DIRECTION =
Each line of the listing that contains the word "triangle" is to be copied.

[Records excerpted from a collection]
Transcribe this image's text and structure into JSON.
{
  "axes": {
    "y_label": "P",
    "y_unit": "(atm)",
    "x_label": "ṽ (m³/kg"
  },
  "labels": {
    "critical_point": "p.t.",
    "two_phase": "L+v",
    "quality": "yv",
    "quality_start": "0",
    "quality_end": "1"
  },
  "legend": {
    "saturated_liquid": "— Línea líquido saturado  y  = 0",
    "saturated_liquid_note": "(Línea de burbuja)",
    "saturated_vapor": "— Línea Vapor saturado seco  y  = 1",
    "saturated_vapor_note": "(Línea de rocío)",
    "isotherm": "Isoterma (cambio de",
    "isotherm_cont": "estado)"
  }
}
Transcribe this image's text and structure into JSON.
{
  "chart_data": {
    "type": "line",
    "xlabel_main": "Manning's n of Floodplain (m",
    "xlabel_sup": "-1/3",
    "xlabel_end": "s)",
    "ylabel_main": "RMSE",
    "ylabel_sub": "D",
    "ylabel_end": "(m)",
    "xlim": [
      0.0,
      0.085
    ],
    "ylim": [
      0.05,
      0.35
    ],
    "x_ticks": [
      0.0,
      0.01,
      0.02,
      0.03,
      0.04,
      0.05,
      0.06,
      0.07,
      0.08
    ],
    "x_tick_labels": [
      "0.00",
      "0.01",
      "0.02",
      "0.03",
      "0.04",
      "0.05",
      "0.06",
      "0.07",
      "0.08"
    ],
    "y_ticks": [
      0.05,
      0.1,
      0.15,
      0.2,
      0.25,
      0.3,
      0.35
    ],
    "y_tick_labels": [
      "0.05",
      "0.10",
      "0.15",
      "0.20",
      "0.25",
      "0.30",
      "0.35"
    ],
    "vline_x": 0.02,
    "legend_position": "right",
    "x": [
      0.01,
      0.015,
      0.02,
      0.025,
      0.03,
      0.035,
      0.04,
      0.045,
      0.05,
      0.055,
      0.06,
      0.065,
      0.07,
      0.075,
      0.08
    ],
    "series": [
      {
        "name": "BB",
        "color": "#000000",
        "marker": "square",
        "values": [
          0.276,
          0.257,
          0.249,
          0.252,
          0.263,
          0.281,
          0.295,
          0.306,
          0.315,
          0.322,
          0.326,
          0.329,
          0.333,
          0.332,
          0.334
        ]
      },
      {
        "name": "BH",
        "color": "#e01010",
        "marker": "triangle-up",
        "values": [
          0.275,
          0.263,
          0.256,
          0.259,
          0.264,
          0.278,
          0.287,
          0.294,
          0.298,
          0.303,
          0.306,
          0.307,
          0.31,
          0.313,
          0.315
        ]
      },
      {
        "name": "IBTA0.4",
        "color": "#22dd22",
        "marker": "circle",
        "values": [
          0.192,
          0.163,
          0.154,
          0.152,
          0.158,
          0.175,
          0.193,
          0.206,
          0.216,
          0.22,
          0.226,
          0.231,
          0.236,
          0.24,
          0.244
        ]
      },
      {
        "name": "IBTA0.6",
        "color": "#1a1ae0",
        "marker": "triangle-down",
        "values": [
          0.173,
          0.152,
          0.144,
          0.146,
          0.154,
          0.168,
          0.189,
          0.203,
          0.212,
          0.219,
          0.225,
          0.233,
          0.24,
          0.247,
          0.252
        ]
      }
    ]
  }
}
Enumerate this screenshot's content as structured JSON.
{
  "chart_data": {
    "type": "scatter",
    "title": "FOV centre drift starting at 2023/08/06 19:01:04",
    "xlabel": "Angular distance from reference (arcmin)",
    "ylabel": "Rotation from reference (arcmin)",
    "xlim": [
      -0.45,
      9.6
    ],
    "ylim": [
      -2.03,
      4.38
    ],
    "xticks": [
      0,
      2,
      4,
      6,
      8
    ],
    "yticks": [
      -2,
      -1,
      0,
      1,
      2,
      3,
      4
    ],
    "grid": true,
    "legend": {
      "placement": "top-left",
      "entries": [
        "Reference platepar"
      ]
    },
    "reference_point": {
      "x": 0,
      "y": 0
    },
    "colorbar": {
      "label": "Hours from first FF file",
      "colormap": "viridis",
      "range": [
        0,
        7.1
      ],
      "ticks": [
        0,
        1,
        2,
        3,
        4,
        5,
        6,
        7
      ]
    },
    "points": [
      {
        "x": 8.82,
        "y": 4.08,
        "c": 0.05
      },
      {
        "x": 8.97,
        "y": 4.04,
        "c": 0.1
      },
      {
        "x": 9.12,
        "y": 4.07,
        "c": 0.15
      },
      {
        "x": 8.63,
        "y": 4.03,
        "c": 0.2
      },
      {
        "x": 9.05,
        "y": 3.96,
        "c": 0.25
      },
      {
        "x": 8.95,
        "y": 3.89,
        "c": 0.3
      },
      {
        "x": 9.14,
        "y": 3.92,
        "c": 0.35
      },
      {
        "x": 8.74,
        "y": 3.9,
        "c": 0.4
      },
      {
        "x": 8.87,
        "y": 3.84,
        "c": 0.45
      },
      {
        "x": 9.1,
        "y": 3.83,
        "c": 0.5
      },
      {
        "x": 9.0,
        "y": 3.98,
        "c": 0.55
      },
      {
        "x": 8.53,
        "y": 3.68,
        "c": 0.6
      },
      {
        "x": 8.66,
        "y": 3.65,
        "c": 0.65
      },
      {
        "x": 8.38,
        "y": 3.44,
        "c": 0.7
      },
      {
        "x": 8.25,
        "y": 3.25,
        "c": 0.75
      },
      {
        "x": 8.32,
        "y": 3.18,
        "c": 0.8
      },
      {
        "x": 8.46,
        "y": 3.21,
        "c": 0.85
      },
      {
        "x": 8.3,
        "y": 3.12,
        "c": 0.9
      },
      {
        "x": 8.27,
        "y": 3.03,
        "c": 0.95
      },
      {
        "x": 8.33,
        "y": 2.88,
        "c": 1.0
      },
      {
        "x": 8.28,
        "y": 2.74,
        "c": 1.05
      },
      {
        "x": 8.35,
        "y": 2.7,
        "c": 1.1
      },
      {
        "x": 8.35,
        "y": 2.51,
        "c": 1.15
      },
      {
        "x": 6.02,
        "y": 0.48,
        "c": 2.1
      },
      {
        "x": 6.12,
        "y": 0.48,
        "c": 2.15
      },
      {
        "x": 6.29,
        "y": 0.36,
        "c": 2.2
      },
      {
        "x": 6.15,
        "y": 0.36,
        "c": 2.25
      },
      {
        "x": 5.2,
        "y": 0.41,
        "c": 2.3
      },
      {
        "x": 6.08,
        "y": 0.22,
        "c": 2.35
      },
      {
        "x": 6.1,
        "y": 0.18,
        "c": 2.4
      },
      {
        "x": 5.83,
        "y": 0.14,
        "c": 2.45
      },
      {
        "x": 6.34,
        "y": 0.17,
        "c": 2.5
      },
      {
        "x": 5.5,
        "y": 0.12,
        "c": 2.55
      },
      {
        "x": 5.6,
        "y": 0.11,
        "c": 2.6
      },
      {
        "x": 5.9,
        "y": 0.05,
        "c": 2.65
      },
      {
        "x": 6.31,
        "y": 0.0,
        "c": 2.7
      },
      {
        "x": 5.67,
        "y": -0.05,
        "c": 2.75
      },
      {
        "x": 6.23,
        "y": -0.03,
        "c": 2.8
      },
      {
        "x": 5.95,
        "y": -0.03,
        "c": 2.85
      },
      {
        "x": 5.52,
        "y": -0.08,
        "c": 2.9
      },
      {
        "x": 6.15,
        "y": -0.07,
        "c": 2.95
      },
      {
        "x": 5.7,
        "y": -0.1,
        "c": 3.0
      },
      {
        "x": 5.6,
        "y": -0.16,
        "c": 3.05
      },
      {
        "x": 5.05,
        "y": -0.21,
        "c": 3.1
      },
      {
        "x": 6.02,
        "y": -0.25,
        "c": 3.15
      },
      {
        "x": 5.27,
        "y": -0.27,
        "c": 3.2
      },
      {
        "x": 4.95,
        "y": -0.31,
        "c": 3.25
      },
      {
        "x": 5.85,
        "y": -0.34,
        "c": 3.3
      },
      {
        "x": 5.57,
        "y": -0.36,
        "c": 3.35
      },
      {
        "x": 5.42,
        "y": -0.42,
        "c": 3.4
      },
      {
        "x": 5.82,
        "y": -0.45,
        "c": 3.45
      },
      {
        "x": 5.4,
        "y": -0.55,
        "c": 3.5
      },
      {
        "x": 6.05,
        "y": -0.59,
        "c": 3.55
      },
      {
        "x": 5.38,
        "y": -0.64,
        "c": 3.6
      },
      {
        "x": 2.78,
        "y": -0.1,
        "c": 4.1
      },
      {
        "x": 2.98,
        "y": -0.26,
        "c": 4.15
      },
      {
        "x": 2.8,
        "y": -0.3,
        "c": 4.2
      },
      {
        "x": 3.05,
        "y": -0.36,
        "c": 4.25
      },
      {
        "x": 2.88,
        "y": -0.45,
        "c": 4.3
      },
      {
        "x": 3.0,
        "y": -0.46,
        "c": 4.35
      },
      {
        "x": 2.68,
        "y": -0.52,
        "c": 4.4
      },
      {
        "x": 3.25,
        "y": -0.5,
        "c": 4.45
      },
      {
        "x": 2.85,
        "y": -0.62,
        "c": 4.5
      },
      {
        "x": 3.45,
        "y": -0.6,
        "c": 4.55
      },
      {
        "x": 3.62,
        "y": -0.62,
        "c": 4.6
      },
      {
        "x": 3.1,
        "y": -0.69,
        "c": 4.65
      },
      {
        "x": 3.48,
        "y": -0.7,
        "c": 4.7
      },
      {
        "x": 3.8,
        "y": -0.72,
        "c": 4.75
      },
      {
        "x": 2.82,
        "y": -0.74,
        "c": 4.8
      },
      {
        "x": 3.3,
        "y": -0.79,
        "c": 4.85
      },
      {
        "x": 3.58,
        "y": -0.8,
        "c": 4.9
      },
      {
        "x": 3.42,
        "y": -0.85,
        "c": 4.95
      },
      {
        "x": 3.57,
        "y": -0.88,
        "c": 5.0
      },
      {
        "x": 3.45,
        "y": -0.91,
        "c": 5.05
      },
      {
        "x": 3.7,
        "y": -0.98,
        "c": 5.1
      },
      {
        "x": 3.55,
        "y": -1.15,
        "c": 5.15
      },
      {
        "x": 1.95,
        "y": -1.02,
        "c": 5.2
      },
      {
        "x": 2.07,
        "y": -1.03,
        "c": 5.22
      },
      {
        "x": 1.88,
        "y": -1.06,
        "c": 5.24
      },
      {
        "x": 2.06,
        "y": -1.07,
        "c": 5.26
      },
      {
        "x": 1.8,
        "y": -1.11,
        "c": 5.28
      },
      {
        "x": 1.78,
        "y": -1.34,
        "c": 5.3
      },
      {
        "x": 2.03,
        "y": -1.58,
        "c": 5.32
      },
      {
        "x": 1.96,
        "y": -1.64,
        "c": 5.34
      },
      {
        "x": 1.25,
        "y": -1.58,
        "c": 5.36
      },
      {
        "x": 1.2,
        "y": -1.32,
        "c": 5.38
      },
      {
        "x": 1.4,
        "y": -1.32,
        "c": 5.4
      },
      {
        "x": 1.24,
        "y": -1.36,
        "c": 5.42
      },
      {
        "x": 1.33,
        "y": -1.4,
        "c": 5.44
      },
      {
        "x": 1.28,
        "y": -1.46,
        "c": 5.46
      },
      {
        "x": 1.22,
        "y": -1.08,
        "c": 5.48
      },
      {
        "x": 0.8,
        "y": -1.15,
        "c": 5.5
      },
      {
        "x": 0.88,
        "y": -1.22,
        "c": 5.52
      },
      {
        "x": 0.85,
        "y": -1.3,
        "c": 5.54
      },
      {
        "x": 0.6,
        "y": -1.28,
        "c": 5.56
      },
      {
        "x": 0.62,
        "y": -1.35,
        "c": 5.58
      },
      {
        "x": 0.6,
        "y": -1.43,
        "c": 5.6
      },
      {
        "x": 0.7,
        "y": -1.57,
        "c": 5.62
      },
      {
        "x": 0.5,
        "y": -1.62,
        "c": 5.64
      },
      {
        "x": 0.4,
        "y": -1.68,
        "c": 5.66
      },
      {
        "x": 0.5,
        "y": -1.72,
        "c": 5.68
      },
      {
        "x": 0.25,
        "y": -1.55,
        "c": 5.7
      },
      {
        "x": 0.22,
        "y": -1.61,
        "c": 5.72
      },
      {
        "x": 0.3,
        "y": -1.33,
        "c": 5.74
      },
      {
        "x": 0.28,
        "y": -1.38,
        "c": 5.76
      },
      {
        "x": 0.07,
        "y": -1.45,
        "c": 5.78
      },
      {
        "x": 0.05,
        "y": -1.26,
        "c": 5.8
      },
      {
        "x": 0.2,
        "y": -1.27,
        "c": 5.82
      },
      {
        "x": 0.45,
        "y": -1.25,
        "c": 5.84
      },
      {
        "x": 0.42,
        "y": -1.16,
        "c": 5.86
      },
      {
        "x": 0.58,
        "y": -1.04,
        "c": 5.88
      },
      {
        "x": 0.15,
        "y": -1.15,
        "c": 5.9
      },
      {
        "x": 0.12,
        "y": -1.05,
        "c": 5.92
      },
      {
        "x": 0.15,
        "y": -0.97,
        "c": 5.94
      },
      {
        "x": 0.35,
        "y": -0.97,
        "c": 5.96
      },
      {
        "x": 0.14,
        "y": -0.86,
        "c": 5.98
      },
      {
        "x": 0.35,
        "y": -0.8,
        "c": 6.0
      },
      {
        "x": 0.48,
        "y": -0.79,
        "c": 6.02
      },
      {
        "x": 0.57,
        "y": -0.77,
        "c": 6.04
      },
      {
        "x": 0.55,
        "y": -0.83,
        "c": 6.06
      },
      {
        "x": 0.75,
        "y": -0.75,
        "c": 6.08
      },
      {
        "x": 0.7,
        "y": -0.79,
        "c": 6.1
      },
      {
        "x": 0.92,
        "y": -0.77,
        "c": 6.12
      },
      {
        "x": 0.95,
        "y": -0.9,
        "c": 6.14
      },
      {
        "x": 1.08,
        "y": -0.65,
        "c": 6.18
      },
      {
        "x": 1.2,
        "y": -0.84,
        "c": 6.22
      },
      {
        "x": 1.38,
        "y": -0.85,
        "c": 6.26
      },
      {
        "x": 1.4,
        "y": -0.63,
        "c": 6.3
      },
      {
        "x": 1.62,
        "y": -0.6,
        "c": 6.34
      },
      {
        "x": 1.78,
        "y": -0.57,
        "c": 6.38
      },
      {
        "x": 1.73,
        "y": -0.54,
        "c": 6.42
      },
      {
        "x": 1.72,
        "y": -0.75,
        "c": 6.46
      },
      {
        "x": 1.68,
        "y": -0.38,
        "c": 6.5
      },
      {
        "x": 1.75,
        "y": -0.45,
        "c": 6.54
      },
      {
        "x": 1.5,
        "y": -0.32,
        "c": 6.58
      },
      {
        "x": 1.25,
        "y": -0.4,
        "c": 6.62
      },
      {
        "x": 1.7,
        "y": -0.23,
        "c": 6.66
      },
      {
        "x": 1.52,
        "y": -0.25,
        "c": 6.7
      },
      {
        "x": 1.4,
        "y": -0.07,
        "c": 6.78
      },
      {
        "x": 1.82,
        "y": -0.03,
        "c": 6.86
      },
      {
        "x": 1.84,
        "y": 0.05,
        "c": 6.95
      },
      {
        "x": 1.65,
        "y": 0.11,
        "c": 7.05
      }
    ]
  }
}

OUTPUT =
        "marker": "triangle-up",
        "marker": "triangle-down",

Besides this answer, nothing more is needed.